### WORK TO DO
Without including any pictures, write out the listing below exactly.

start INPUT

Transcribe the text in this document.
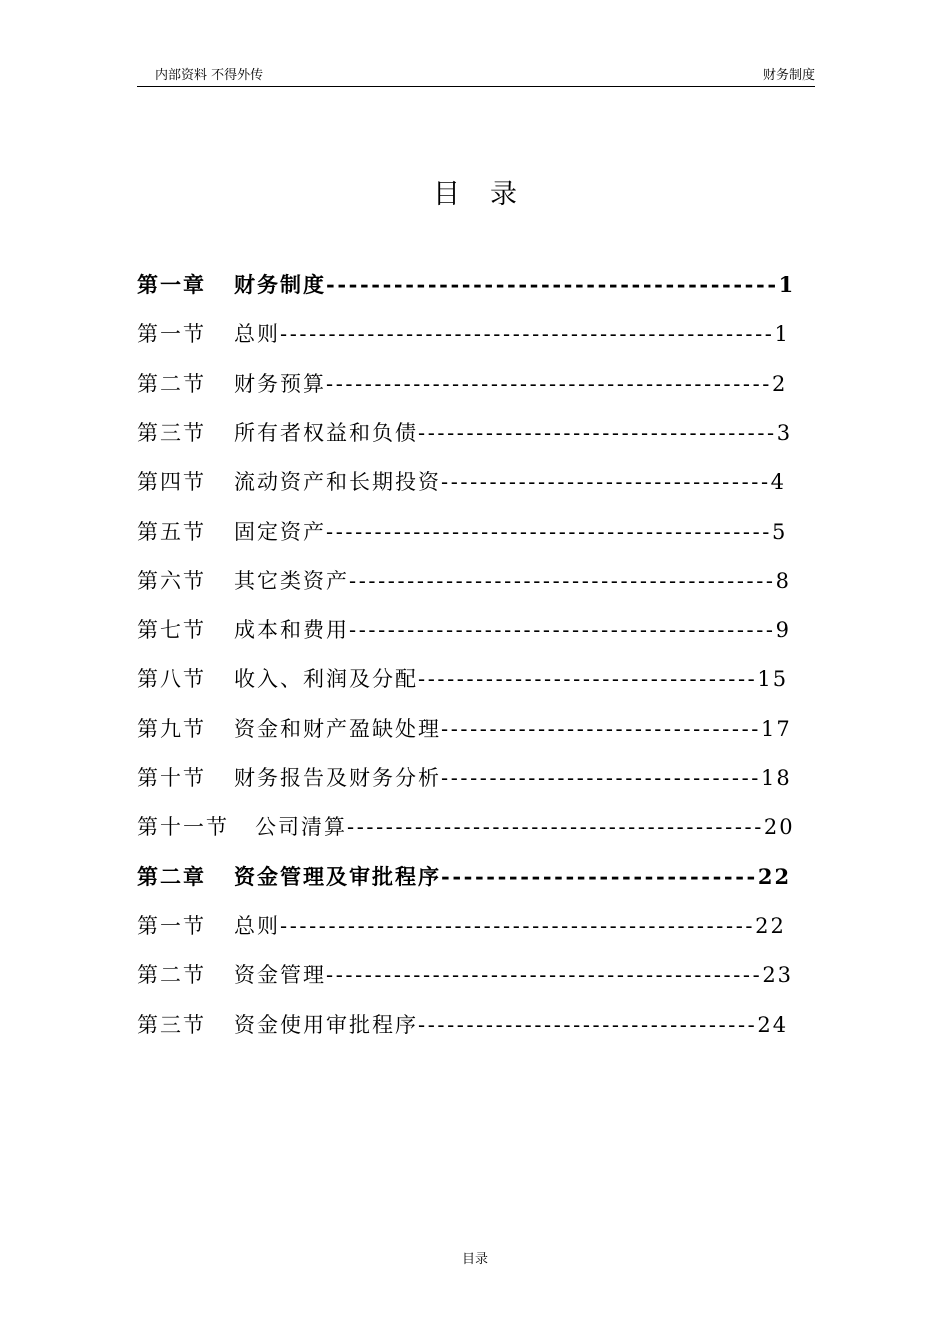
内部资料 不得外传	财务制度
目录
第一章 财务制度 ---------------------------------------- 1
第一节 总则 --------------------------------------------------- 1
第二节 财务预算 ---------------------------------------------- 2
第三节 所有者权益和负债 ------------------------------------- 3
第四节 流动资产和长期投资 ---------------------------------- 4
第五节 固定资产 ---------------------------------------------- 5
第六节 其它类资产 -------------------------------------------- 8
第七节 成本和费用 -------------------------------------------- 9
第八节 收入、利润及分配 ----------------------------------- 15
第九节 资金和财产盈缺处理 --------------------------------- 17
第十节 财务报告及财务分析 --------------------------------- 18
第十一节 公司清算 ------------------------------------------- 20
第二章 资金管理及审批程序 ---------------------------- 22
第一节 总则 ------------------------------------------------- 22
第二节 资金管理 --------------------------------------------- 23
第三节 资金使用审批程序 ----------------------------------- 24
目录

end INPUT

### ANSWER
Transcribe the text in this document.
内部资料 不得外传	财务制度
目录
第一章 财务制度 ---------------------------------------- 1
第一节 总则 --------------------------------------------------- 1
第二节 财务预算 ---------------------------------------------- 2
第三节 所有者权益和负债 ------------------------------------- 3
第四节 流动资产和长期投资 ---------------------------------- 4
第五节 固定资产 ---------------------------------------------- 5
第六节 其它类资产 -------------------------------------------- 8
第七节 成本和费用 -------------------------------------------- 9
第八节 收入、利润及分配 ----------------------------------- 15
第九节 资金和财产盈缺处理 --------------------------------- 17
第十节 财务报告及财务分析 --------------------------------- 18
第十一节 公司清算 ------------------------------------------- 20
第二章 资金管理及审批程序 ---------------------------- 22
第一节 总则 ------------------------------------------------- 22
第二节 资金管理 --------------------------------------------- 23
第三节 资金使用审批程序 ----------------------------------- 24
目录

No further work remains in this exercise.